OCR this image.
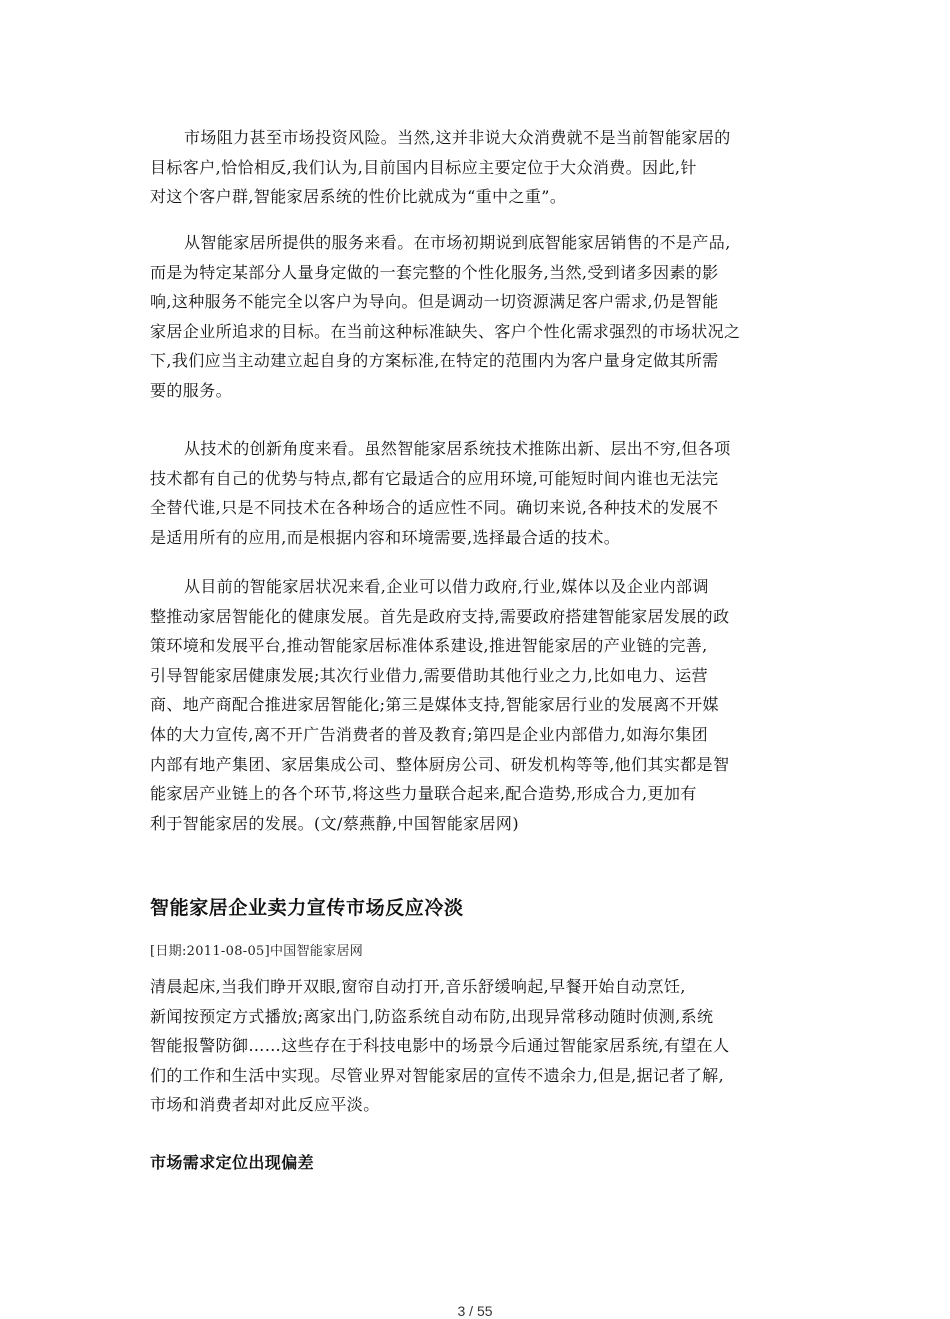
市场阻力甚至市场投资风险。当然,这并非说大众消费就不是当前智能家居的
目标客户,恰恰相反,我们认为,目前国内目标应主要定位于大众消费。因此,针
对这个客户群,智能家居系统的性价比就成为“重中之重”。
从智能家居所提供的服务来看。在市场初期说到底智能家居销售的不是产品,
而是为特定某部分人量身定做的一套完整的个性化服务,当然,受到诸多因素的影
响,这种服务不能完全以客户为导向。但是调动一切资源满足客户需求,仍是智能
家居企业所追求的目标。在当前这种标准缺失、客户个性化需求强烈的市场状况之
下,我们应当主动建立起自身的方案标准,在特定的范围内为客户量身定做其所需
要的服务。
从技术的创新角度来看。虽然智能家居系统技术推陈出新、层出不穷,但各项
技术都有自己的优势与特点,都有它最适合的应用环境,可能短时间内谁也无法完
全替代谁,只是不同技术在各种场合的适应性不同。确切来说,各种技术的发展不
是适用所有的应用,而是根据内容和环境需要,选择最合适的技术。
从目前的智能家居状况来看,企业可以借力政府,行业,媒体以及企业内部调
整推动家居智能化的健康发展。首先是政府支持,需要政府搭建智能家居发展的政
策环境和发展平台,推动智能家居标准体系建设,推进智能家居的产业链的完善,
引导智能家居健康发展;其次行业借力,需要借助其他行业之力,比如电力、运营
商、地产商配合推进家居智能化;第三是媒体支持,智能家居行业的发展离不开媒
体的大力宣传,离不开广告消费者的普及教育;第四是企业内部借力,如海尔集团
内部有地产集团、家居集成公司、整体厨房公司、研发机构等等,他们其实都是智
能家居产业链上的各个环节,将这些力量联合起来,配合造势,形成合力,更加有
利于智能家居的发展。(文/蔡燕静,中国智能家居网)
智能家居企业卖力宣传市场反应冷淡

[日期:2011-08-05]中国智能家居网

清晨起床,当我们睁开双眼,窗帘自动打开,音乐舒缓响起,早餐开始自动烹饪,
新闻按预定方式播放;离家出门,防盗系统自动布防,出现异常移动随时侦测,系统
智能报警防御……这些存在于科技电影中的场景今后通过智能家居系统,有望在人
们的工作和生活中实现。尽管业界对智能家居的宣传不遗余力,但是,据记者了解,
市场和消费者却对此反应平淡。

市场需求定位出现偏差

3 / 55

_ _ _ _ _

* **Required work**
Word for word, quote the lines above. Omit the pictures.

* **Task result**
OCR this image.
市场阻力甚至市场投资风险。当然,这并非说大众消费就不是当前智能家居的
目标客户,恰恰相反,我们认为,目前国内目标应主要定位于大众消费。因此,针
对这个客户群,智能家居系统的性价比就成为“重中之重”。
从智能家居所提供的服务来看。在市场初期说到底智能家居销售的不是产品,
而是为特定某部分人量身定做的一套完整的个性化服务,当然,受到诸多因素的影
响,这种服务不能完全以客户为导向。但是调动一切资源满足客户需求,仍是智能
家居企业所追求的目标。在当前这种标准缺失、客户个性化需求强烈的市场状况之
下,我们应当主动建立起自身的方案标准,在特定的范围内为客户量身定做其所需
要的服务。
从技术的创新角度来看。虽然智能家居系统技术推陈出新、层出不穷,但各项
技术都有自己的优势与特点,都有它最适合的应用环境,可能短时间内谁也无法完
全替代谁,只是不同技术在各种场合的适应性不同。确切来说,各种技术的发展不
是适用所有的应用,而是根据内容和环境需要,选择最合适的技术。
从目前的智能家居状况来看,企业可以借力政府,行业,媒体以及企业内部调
整推动家居智能化的健康发展。首先是政府支持,需要政府搭建智能家居发展的政
策环境和发展平台,推动智能家居标准体系建设,推进智能家居的产业链的完善,
引导智能家居健康发展;其次行业借力,需要借助其他行业之力,比如电力、运营
商、地产商配合推进家居智能化;第三是媒体支持,智能家居行业的发展离不开媒
体的大力宣传,离不开广告消费者的普及教育;第四是企业内部借力,如海尔集团
内部有地产集团、家居集成公司、整体厨房公司、研发机构等等,他们其实都是智
能家居产业链上的各个环节,将这些力量联合起来,配合造势,形成合力,更加有
利于智能家居的发展。(文/蔡燕静,中国智能家居网)
智能家居企业卖力宣传市场反应冷淡

[日期:2011-08-05]中国智能家居网

清晨起床,当我们睁开双眼,窗帘自动打开,音乐舒缓响起,早餐开始自动烹饪,
新闻按预定方式播放;离家出门,防盗系统自动布防,出现异常移动随时侦测,系统
智能报警防御……这些存在于科技电影中的场景今后通过智能家居系统,有望在人
们的工作和生活中实现。尽管业界对智能家居的宣传不遗余力,但是,据记者了解,
市场和消费者却对此反应平淡。

市场需求定位出现偏差

3 / 55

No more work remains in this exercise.